Dataset records

◇ ◇ ◇ ◇

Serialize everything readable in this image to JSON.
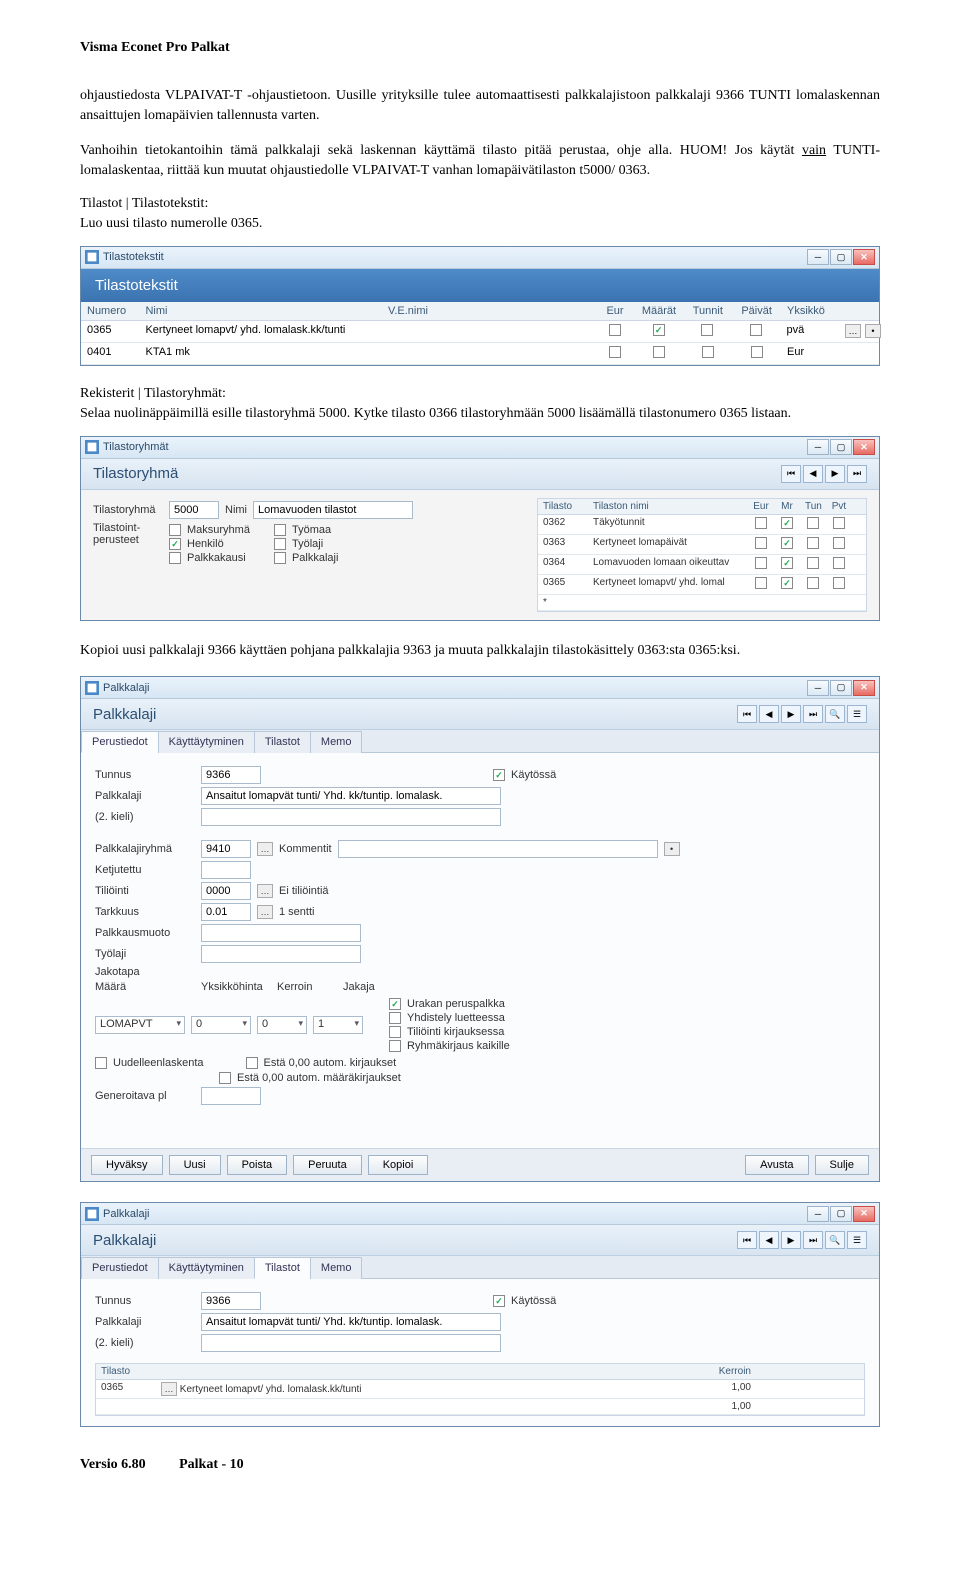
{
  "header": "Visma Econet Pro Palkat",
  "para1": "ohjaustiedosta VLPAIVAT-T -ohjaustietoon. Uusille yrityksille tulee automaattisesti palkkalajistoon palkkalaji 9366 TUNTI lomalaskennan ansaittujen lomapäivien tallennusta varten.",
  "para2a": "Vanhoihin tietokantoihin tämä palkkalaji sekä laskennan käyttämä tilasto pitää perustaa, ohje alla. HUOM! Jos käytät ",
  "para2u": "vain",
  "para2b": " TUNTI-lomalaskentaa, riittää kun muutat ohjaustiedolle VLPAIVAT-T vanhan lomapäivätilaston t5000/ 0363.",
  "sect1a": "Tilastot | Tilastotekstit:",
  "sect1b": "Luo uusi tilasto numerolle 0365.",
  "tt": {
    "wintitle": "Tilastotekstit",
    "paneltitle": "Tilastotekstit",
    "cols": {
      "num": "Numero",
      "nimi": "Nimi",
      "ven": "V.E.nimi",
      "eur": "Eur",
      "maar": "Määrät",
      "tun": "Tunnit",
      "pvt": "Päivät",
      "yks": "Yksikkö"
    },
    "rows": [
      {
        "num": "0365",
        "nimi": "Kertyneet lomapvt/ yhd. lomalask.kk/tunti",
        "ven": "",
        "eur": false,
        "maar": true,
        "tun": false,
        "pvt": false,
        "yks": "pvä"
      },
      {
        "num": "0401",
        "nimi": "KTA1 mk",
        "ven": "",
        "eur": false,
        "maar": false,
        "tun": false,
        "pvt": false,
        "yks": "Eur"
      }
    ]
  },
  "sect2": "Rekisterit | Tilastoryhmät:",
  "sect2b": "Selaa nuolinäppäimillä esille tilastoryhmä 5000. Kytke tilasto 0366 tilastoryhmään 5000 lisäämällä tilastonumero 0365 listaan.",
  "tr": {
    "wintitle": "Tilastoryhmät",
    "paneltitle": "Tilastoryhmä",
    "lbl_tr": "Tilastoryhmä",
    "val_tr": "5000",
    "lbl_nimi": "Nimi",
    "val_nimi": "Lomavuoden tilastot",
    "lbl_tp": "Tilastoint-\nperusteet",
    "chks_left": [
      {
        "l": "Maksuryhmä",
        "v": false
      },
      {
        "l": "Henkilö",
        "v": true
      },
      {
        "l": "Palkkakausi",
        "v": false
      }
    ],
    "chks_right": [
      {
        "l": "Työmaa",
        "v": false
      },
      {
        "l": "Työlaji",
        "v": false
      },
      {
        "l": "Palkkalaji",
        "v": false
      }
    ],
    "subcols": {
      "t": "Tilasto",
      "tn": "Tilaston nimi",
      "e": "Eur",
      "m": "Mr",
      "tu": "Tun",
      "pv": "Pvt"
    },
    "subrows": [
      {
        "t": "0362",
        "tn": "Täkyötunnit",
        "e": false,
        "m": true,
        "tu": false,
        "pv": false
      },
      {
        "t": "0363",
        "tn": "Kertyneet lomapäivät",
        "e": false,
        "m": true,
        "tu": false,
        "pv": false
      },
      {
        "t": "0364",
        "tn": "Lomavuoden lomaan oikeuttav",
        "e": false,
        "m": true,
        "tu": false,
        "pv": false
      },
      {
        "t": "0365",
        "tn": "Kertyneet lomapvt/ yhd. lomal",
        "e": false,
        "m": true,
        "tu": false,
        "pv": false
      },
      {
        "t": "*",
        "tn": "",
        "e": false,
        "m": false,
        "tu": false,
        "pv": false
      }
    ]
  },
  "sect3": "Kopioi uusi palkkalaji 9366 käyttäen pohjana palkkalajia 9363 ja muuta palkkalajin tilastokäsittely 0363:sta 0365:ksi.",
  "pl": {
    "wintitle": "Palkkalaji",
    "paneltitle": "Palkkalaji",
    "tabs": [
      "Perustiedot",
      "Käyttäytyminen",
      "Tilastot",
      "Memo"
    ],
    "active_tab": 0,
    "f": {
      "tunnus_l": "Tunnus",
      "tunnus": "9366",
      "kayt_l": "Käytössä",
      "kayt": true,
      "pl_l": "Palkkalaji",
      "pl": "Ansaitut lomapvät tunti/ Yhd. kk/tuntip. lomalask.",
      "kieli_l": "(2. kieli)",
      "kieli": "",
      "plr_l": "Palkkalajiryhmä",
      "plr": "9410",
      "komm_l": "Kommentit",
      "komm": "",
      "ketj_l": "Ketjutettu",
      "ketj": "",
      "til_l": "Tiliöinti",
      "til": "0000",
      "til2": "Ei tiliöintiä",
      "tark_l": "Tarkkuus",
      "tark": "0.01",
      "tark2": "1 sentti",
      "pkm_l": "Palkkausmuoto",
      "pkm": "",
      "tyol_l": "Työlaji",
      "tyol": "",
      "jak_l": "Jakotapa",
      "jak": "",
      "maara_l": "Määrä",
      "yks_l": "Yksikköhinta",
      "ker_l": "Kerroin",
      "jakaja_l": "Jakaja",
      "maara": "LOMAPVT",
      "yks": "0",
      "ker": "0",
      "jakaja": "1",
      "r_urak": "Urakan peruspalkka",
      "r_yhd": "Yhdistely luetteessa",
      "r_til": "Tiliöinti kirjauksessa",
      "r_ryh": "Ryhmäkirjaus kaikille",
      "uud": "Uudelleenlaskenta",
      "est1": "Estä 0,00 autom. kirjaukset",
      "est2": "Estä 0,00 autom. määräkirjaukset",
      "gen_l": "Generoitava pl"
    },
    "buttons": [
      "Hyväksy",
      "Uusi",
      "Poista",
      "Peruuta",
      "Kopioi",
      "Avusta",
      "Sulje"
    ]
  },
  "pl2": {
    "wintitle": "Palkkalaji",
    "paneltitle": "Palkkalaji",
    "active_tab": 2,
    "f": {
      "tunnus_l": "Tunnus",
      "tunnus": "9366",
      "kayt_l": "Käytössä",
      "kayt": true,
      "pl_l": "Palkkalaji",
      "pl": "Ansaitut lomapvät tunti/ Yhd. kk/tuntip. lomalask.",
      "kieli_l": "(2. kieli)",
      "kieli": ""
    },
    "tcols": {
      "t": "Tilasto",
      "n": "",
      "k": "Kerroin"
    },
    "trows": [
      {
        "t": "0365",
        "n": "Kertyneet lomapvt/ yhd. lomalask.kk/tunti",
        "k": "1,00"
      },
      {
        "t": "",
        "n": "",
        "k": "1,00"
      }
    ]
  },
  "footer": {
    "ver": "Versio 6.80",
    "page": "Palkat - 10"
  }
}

◇ ◇ ◇ ◇

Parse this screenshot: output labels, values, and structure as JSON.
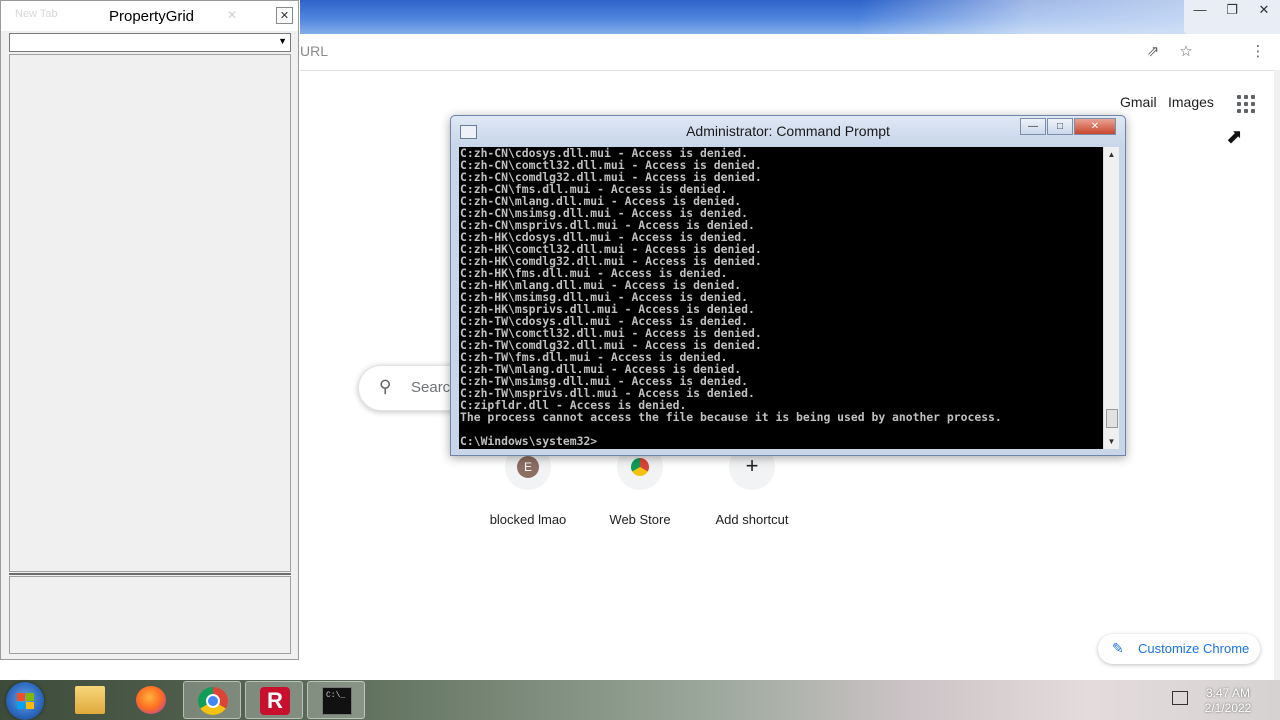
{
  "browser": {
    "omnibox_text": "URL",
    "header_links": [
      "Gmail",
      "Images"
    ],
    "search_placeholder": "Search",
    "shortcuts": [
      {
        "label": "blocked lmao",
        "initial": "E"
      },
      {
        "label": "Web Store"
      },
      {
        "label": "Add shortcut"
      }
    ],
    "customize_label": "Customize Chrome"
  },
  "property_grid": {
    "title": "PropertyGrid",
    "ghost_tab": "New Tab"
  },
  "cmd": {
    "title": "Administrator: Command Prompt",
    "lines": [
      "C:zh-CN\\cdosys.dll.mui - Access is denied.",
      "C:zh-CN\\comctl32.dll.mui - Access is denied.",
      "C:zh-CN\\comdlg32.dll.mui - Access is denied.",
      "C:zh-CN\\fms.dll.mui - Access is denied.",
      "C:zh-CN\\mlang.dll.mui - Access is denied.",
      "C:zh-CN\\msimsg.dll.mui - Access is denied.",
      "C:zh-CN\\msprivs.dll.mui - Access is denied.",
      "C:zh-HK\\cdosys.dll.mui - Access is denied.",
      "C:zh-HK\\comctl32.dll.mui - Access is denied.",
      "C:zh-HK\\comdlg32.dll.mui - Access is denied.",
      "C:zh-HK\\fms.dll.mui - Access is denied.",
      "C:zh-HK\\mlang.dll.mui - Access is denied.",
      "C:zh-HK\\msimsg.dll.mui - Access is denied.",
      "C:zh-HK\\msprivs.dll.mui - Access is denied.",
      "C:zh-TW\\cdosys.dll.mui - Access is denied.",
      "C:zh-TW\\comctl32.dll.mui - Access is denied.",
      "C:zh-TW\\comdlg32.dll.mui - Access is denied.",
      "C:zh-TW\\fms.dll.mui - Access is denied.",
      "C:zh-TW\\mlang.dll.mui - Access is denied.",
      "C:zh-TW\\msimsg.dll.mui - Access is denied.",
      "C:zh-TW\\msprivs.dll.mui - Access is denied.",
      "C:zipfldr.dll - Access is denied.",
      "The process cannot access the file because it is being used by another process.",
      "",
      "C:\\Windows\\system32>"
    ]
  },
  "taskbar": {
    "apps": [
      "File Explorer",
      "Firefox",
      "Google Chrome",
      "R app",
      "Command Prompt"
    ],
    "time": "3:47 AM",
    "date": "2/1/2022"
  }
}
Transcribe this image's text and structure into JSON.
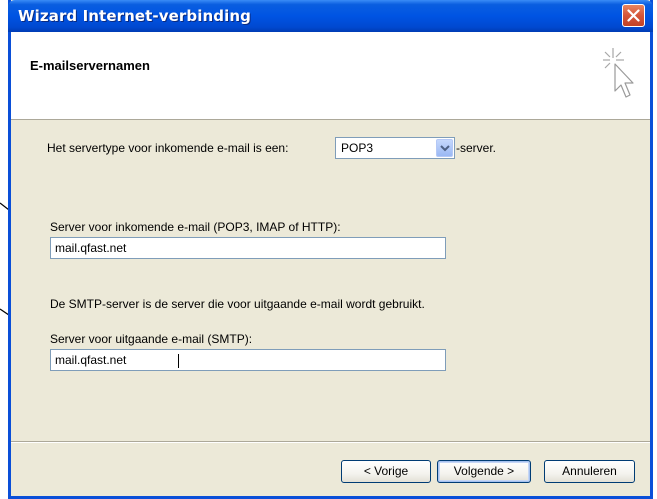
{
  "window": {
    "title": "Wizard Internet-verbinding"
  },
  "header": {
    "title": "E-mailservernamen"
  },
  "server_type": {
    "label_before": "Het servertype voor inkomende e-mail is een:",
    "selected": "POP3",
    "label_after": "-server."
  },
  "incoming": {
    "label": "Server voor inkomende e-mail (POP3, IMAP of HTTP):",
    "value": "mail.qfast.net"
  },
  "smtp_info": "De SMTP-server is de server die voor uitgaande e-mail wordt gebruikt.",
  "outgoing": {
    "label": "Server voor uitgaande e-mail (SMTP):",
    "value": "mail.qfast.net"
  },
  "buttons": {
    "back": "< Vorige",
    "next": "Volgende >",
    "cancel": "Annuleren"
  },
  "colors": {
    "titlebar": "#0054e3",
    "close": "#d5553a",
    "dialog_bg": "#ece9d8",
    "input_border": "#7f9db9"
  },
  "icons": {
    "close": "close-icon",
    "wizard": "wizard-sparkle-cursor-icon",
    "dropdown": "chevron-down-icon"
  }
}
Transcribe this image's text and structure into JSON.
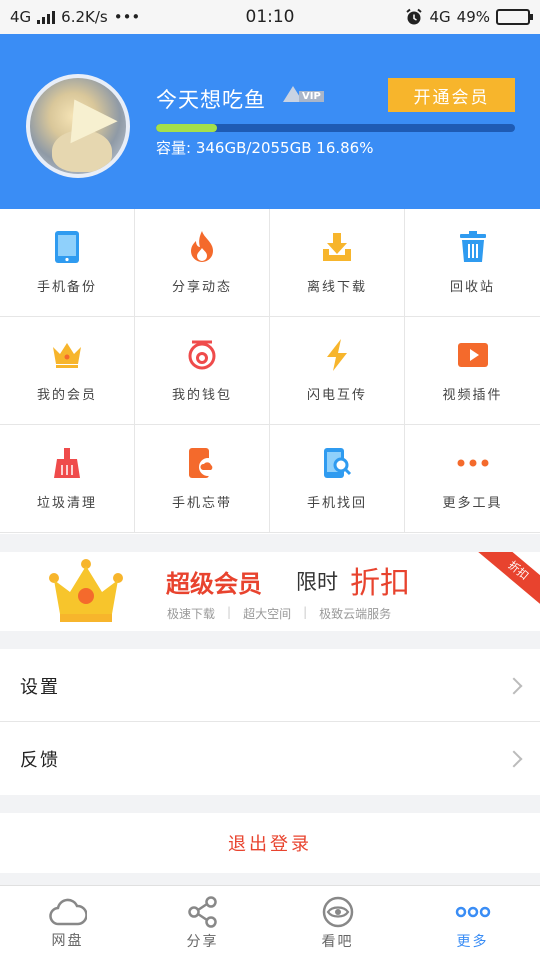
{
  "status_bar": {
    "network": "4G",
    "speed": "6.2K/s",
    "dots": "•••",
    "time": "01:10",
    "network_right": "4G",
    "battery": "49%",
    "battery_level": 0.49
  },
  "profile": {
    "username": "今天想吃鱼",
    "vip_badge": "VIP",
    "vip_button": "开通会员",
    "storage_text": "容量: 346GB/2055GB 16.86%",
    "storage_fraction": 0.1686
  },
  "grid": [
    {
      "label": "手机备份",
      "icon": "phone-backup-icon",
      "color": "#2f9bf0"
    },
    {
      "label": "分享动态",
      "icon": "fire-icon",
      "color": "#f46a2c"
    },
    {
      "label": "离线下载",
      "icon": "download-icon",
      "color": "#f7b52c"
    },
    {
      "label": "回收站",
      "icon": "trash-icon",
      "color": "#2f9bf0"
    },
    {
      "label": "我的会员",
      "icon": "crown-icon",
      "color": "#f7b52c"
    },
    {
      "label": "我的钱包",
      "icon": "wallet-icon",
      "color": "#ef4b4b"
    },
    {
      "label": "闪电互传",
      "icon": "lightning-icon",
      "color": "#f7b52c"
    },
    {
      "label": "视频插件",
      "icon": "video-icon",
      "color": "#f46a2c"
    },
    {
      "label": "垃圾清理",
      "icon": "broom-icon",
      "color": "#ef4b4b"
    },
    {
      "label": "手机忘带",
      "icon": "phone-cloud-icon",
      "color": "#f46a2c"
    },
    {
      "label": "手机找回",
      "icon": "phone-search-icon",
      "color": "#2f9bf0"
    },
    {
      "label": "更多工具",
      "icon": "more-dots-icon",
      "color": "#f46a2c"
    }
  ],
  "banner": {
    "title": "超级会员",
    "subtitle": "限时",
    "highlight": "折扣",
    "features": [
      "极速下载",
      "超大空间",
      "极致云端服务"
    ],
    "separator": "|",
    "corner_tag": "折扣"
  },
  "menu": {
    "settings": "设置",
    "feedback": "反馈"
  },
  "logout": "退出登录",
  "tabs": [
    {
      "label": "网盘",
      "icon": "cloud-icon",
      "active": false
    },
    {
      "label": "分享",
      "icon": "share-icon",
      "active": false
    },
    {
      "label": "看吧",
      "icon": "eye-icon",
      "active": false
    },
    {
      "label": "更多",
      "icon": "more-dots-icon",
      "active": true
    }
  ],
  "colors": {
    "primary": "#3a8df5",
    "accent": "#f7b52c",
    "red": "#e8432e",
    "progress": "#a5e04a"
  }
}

◇ ◇ ◇ ◇

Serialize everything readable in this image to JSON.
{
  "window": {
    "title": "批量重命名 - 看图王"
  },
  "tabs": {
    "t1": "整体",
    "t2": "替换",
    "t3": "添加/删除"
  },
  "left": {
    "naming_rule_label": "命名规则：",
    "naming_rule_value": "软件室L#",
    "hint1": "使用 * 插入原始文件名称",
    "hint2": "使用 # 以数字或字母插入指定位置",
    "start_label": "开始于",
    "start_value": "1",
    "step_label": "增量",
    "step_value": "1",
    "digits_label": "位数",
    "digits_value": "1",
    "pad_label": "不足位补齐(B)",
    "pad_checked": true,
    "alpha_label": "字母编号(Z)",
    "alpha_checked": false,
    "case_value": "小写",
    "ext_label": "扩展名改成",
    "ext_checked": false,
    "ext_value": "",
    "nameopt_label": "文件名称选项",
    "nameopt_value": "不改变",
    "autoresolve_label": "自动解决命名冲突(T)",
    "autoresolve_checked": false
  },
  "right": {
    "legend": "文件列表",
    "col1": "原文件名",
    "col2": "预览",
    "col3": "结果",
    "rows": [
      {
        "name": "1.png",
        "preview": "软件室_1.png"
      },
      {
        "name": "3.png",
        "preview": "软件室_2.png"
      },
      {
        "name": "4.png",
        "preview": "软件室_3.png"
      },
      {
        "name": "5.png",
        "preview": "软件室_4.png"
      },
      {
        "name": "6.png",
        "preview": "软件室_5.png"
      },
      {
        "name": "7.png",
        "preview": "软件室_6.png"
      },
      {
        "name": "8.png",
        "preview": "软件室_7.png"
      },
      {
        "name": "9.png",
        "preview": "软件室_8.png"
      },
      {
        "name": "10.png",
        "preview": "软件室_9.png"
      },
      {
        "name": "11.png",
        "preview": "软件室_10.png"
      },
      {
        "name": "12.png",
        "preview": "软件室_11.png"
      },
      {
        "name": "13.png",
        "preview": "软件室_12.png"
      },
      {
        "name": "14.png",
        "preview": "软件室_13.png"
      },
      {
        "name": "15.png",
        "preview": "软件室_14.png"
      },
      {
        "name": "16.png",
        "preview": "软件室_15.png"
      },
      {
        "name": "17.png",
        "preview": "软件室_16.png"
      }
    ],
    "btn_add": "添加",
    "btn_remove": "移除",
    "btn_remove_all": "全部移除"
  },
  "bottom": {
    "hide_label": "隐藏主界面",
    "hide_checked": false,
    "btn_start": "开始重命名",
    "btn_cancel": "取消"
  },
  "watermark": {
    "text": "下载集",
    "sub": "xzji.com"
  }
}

◇ ◇ ◇ ◇

- EXERCISE AIM
Gather, from the listing above, every line carrying the word "msprivs".

- PROBLEM SOLUTION
      "C:zh-CN\\msprivs.dll.mui - Access is denied.",
      "C:zh-HK\\msprivs.dll.mui - Access is denied.",
      "C:zh-TW\\msprivs.dll.mui - Access is denied.",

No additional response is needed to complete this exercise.